What needs to be done
Every line that contains the word "SO₄²" should be copied.
— START OF Record list —
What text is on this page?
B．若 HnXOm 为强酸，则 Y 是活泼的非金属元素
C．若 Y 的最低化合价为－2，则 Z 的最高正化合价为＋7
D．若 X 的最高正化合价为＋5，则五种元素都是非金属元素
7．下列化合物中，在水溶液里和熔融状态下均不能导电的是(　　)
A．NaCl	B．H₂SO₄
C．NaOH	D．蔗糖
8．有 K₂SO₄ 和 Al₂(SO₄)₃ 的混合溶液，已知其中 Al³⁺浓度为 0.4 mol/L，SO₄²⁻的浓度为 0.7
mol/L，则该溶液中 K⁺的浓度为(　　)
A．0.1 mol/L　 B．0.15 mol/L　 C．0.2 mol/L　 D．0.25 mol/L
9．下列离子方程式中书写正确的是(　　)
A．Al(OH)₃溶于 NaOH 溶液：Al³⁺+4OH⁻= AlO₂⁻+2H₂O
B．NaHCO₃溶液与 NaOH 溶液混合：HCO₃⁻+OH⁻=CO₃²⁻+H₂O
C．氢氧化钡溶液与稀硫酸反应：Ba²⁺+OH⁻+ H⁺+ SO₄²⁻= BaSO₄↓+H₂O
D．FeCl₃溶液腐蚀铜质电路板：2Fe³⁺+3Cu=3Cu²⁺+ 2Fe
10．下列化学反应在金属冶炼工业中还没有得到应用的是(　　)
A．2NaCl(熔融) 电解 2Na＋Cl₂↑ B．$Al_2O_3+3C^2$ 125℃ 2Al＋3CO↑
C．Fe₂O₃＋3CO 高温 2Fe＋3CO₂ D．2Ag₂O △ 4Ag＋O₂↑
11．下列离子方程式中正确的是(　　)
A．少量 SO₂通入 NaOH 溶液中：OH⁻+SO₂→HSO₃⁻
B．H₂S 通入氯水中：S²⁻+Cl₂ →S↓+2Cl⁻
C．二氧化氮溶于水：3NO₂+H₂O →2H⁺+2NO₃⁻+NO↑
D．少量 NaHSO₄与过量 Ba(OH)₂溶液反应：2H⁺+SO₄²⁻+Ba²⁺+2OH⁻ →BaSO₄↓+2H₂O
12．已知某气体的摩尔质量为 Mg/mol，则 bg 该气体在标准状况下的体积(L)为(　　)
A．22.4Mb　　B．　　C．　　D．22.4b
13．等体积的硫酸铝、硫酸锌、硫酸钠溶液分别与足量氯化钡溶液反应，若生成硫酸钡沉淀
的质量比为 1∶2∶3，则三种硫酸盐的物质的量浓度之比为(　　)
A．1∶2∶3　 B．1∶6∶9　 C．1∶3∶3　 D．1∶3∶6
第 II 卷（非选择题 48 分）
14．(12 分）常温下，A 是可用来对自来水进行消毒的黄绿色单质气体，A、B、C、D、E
— END OF Record list —
Reply
8．有 K₂SO₄ 和 Al₂(SO₄)₃ 的混合溶液，已知其中 Al³⁺浓度为 0.4 mol/L，SO₄²⁻的浓度为 0.7
C．氢氧化钡溶液与稀硫酸反应：Ba²⁺+OH⁻+ H⁺+ SO₄²⁻= BaSO₄↓+H₂O
D．少量 NaHSO₄与过量 Ba(OH)₂溶液反应：2H⁺+SO₄²⁻+Ba²⁺+2OH⁻ →BaSO₄↓+2H₂O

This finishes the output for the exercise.